__What needs to be done__. Copy the lines word for word, starting at the beginning of the entries and ending at the line containing "text: 已收盘 bbox=[10, 54, 52, 72]".

(Spatial annotation records)

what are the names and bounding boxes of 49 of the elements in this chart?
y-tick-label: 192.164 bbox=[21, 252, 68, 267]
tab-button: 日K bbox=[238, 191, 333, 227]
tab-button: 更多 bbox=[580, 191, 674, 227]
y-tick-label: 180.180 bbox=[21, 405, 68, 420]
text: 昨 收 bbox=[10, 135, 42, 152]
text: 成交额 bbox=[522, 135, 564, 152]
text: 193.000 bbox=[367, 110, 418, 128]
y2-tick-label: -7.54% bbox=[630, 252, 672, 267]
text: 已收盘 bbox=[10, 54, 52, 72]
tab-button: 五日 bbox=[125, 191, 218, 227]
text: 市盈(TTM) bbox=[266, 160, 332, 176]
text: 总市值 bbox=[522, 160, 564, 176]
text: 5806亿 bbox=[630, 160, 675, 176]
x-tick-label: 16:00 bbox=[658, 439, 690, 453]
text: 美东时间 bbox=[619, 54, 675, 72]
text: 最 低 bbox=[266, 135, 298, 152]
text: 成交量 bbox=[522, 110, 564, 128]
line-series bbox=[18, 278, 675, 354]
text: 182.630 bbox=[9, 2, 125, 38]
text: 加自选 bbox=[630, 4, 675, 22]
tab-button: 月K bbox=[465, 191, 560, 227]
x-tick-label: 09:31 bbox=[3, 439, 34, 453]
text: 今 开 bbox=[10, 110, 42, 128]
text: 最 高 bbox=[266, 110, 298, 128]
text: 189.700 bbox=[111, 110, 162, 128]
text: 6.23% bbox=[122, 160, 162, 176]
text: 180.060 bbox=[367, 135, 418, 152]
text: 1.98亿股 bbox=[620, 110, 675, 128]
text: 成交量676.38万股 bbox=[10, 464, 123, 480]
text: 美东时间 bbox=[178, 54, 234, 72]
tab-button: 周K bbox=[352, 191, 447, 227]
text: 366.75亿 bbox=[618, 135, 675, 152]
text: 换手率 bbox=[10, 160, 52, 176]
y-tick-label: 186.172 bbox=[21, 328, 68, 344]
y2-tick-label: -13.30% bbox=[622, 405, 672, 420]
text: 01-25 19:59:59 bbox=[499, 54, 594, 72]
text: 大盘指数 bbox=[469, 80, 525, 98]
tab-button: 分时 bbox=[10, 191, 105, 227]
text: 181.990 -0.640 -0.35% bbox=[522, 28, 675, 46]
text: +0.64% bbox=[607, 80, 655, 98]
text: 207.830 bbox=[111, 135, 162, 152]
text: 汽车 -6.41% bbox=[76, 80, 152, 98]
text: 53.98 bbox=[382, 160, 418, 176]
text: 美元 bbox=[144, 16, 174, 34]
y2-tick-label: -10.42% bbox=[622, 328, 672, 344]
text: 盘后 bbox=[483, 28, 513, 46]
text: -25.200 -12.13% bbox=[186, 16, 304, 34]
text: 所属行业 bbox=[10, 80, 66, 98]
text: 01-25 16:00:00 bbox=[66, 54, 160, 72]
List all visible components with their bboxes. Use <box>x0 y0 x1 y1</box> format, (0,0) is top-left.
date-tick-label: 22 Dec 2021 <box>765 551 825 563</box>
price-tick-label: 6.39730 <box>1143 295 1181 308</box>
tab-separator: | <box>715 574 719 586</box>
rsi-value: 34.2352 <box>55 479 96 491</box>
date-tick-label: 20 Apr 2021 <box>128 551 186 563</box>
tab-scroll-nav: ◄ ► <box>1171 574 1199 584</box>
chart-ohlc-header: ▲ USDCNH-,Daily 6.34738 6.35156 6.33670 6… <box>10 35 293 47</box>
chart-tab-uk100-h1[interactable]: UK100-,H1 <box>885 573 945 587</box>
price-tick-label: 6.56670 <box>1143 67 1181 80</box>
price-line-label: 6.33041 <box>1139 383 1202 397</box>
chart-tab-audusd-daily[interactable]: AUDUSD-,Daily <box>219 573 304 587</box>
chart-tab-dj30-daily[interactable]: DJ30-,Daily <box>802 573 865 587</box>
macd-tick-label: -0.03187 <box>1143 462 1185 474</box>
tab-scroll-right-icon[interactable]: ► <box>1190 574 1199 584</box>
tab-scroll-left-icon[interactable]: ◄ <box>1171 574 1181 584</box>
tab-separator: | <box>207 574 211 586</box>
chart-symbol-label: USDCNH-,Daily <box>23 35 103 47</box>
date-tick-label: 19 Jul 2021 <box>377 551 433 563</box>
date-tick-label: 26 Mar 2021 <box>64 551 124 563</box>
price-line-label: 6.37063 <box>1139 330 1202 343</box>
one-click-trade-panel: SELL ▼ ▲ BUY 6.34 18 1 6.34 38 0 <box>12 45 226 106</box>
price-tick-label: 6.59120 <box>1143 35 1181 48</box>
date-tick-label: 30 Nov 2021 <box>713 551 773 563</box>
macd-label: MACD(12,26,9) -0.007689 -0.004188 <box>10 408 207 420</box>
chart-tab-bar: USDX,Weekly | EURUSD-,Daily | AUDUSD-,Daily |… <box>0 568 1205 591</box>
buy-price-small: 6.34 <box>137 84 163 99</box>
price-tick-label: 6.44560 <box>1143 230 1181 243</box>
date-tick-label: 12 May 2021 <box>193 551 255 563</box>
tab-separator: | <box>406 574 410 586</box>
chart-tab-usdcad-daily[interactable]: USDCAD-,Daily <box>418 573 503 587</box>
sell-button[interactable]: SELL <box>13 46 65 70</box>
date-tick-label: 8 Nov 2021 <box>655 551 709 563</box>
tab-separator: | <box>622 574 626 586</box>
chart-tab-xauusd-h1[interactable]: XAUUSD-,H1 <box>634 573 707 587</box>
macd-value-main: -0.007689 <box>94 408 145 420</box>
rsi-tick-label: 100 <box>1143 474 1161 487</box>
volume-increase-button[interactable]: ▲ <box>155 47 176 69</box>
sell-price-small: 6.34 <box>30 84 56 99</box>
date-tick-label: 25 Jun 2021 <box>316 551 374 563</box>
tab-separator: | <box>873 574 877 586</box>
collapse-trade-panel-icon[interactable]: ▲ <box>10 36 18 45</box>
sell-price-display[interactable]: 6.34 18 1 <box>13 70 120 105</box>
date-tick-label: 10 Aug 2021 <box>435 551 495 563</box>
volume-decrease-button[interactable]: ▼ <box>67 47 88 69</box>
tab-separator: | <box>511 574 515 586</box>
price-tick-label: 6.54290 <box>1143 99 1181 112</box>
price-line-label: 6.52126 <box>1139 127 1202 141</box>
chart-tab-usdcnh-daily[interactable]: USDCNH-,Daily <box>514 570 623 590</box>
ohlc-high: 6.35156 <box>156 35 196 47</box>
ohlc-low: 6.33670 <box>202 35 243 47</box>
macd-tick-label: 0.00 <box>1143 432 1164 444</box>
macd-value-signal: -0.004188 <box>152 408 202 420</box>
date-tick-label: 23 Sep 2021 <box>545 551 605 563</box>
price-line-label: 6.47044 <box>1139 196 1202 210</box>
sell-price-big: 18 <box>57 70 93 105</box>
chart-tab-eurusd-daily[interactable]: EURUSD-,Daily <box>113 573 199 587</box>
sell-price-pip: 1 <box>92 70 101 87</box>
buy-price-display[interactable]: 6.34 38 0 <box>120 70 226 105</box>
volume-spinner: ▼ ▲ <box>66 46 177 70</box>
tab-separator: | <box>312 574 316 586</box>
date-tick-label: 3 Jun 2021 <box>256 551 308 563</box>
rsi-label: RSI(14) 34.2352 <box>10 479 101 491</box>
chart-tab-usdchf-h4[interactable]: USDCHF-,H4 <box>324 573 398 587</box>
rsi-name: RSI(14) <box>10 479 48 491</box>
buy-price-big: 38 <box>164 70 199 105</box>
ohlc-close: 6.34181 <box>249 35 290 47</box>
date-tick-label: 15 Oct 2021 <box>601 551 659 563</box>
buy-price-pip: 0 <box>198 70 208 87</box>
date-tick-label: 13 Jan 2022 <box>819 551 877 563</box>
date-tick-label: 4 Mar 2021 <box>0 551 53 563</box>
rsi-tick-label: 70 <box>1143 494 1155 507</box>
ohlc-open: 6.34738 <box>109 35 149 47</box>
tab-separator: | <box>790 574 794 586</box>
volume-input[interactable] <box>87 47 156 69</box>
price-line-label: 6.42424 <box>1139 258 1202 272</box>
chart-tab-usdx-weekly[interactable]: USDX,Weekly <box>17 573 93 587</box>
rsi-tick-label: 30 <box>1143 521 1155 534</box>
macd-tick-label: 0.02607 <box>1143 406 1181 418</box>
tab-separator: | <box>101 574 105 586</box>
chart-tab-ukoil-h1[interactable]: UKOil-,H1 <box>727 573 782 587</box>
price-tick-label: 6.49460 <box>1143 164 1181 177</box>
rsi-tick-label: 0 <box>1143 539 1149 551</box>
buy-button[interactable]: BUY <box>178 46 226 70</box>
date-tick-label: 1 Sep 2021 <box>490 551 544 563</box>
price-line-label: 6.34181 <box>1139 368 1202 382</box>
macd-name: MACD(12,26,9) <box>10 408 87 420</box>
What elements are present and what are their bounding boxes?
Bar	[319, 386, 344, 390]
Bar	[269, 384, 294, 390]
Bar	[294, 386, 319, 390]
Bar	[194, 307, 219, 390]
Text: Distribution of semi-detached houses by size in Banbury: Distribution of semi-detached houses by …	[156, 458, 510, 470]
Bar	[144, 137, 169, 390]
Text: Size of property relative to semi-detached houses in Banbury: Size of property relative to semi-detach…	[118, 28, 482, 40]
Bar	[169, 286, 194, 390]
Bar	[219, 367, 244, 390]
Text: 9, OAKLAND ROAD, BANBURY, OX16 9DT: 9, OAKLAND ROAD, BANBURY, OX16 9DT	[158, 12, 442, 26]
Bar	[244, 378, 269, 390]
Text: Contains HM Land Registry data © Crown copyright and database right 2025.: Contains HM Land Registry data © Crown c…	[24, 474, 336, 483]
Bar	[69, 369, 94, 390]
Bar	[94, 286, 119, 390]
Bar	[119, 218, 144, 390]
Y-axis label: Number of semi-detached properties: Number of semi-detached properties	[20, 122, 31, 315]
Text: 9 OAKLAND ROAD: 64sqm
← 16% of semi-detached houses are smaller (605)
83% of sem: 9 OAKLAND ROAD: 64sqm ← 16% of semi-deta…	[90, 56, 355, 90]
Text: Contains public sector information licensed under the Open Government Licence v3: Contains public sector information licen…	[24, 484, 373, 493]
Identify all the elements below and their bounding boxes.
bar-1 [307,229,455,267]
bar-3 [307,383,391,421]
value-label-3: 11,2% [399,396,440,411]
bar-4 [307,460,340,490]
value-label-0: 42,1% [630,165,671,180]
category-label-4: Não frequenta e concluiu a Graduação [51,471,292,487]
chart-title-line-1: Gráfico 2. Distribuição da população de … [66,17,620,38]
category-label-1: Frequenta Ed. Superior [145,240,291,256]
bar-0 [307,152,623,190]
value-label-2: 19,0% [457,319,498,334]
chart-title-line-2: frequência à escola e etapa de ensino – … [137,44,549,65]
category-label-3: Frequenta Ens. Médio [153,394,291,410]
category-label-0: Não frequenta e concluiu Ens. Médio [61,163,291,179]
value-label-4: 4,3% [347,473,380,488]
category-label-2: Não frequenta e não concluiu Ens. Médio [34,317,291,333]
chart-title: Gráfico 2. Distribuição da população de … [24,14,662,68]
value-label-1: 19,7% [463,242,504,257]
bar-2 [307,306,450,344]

__Result of the task__.
what are the names and bounding boxes of 49 of the elements in this chart?
y-tick-label: 192.164 bbox=[21, 252, 68, 267]
tab-button: 日K bbox=[238, 191, 333, 227]
tab-button: 更多 bbox=[580, 191, 674, 227]
y-tick-label: 180.180 bbox=[21, 405, 68, 420]
text: 昨 收 bbox=[10, 135, 42, 152]
text: 成交额 bbox=[522, 135, 564, 152]
text: 193.000 bbox=[367, 110, 418, 128]
y2-tick-label: -7.54% bbox=[630, 252, 672, 267]
text: 已收盘 bbox=[10, 54, 52, 72]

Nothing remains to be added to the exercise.